> [Votre travail]
• 1. Pouvez-vous recopier mot pour mot le passage de la critique qui commence à « Acteurs principaux :Gordon » et se termine à « pays du nanar. » ?
• 2. Pouvez-vous citer à l'identique les lignes des enregistrements qui partent du tout début de ceux-ci et s'arrêtent à la ligne contenant « 478, 565, 495] », cette dernière comprise ?

> [Section texte]
Titre original : SFX Retaliator

Titre(s) alternatif(s) :The Heroin Deal

Réalisateur(s) :John Gale (Jun Gallardo)

Année : 1987

Nationalité : Philippines

Durée : 1h25

Genre : F/X, effets spécieux

Acteurs principaux :Gordon Mitchell, Linda Blair, Nick Nicholson, Christopher Mitchum, David Light, Jim Moss, Steve Rogers, Christine Landson

Isatis
NOTE
3/ 5

La présence au générique de Christopher Mitchum, le clone mou de son illustre père, qualifié par certains "d'acteur le plus anémique au monde", et qui ferait passer l'inspecteur Derrick pour un émule de Samy Nacéri, avait de quoi faire saliver. Le voir partager l'écran avec Gordon Mitchell, le rescapé de toutes les modes du cinéma bis et l'archi-has-been Linda Blair avait de quoi faire frétiller. Les voir réunis dans un film philippin datant de l'époque où l'archipel usinait au kilomètre des sous-séries Z pseudo-américaines pour l'exportation avait de quoi faire japper de joie. Autant dire que le visionnage de « SFX Retaliator » prenait l'allure d'un véritable voyage ethnologique au pays du nanar.

> [Données brutes]
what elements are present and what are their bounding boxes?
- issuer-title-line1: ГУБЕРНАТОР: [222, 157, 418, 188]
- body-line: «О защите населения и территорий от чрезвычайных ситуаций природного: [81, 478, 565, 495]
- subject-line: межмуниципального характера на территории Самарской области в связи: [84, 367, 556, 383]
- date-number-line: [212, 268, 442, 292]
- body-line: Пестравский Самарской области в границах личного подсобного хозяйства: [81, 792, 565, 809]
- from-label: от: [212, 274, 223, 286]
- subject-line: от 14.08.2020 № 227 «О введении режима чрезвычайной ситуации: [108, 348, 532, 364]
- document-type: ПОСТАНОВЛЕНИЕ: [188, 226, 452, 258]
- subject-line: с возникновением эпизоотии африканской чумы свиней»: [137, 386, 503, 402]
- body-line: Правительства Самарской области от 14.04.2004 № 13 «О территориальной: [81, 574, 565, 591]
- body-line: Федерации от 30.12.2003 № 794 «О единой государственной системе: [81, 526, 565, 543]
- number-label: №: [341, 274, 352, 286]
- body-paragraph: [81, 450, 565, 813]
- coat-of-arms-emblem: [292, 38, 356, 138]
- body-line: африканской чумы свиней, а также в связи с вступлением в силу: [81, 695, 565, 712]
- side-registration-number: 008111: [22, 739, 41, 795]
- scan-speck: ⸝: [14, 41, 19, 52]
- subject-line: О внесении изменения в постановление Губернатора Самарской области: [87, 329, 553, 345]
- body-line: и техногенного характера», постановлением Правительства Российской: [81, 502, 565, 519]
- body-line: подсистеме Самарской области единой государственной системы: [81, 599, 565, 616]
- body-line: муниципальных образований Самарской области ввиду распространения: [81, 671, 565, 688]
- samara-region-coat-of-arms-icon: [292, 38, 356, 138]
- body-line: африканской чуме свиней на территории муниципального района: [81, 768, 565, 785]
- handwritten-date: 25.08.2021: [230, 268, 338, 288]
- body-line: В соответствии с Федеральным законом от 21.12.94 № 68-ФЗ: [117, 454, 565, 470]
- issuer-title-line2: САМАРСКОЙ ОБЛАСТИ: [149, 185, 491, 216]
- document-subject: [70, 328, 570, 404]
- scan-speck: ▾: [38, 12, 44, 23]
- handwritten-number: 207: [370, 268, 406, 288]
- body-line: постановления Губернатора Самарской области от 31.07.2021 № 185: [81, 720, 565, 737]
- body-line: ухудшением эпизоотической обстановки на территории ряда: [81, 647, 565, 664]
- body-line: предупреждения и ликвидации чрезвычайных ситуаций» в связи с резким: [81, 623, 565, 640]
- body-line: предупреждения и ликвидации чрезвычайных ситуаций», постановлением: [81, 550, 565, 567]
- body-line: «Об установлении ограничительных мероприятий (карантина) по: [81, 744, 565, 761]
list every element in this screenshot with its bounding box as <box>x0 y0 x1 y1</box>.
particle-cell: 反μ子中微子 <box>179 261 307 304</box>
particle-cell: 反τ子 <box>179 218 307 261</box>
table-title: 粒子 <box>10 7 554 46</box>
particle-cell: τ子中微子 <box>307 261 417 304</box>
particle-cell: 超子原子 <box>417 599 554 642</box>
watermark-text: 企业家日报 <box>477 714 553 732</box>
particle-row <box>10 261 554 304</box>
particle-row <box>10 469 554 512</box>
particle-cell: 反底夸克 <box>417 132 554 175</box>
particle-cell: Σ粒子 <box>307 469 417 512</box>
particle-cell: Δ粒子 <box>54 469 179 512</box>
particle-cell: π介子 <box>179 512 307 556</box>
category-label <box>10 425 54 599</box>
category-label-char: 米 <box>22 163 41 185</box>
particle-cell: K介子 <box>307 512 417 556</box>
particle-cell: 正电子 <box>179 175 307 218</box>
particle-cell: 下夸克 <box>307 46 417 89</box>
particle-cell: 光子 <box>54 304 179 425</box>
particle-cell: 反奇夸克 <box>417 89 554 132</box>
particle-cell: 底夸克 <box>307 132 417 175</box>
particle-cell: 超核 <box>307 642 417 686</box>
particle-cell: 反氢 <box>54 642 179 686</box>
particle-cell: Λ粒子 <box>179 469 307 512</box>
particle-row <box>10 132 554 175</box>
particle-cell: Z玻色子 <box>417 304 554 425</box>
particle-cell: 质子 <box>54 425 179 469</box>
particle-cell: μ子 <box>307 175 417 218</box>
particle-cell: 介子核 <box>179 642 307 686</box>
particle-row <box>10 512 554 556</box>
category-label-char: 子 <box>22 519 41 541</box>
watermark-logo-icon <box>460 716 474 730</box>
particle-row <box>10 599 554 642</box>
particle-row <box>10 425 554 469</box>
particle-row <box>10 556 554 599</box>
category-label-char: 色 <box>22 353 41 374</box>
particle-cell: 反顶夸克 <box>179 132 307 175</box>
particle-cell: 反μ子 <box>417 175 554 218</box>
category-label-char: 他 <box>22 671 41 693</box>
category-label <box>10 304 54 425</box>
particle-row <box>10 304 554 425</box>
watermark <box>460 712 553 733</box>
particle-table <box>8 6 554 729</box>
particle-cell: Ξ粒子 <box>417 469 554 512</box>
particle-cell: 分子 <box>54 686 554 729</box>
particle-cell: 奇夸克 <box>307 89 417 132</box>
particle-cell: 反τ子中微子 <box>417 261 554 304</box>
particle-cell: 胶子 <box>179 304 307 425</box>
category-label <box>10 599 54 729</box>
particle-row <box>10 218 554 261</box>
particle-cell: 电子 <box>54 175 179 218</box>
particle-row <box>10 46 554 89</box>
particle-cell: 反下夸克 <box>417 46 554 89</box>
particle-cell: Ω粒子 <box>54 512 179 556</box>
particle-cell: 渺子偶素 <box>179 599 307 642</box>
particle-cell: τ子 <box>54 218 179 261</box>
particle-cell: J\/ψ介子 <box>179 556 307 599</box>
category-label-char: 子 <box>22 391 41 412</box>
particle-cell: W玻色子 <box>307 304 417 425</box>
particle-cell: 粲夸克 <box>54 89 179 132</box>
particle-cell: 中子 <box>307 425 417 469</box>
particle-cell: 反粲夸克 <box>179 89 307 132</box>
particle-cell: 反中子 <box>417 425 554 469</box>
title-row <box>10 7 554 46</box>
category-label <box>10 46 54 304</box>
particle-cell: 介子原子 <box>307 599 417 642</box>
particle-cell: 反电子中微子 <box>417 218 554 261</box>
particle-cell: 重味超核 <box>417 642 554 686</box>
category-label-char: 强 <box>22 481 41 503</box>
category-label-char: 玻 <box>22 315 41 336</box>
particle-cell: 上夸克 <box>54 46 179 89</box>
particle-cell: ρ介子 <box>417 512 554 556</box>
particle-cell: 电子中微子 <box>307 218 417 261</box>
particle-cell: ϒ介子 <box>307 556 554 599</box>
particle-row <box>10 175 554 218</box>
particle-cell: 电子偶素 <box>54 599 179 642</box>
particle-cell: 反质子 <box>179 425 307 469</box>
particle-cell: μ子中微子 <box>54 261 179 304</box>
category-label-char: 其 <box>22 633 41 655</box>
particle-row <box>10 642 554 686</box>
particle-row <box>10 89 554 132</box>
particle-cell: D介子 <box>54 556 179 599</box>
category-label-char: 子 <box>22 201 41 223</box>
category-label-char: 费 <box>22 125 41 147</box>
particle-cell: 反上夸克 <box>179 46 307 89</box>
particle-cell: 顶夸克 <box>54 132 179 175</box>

> [Les réponses]
• 1.
Acteurs principaux :Gordon Mitchell, Linda Blair, Nick Nicholson, Christopher Mitchum, David Light, Jim Moss, Steve Rogers, Christine Landson

Isatis
NOTE
3/ 5

La présence au générique de Christopher Mitchum, le clone mou de son illustre père, qualifié par certains "d'acteur le plus anémique au monde", et qui ferait passer l'inspecteur Derrick pour un émule de Samy Nacéri, avait de quoi faire saliver. Le voir partager l'écran avec Gordon Mitchell, le rescapé de toutes les modes du cinéma bis et l'archi-has-been Linda Blair avait de quoi faire frétiller. Les voir réunis dans un film philippin datant de l'époque où l'archipel usinait au kilomètre des sous-séries Z pseudo-américaines pour l'exportation avait de quoi faire japper de joie. Autant dire que le visionnage de « SFX Retaliator » prenait l'allure d'un véritable voyage ethnologique au pays du nanar.

• 2.
what elements are present and what are their bounding boxes?
- issuer-title-line1: ГУБЕРНАТОР: [222, 157, 418, 188]
- body-line: «О защите населения и территорий от чрезвычайных ситуаций природного: [81, 478, 565, 495]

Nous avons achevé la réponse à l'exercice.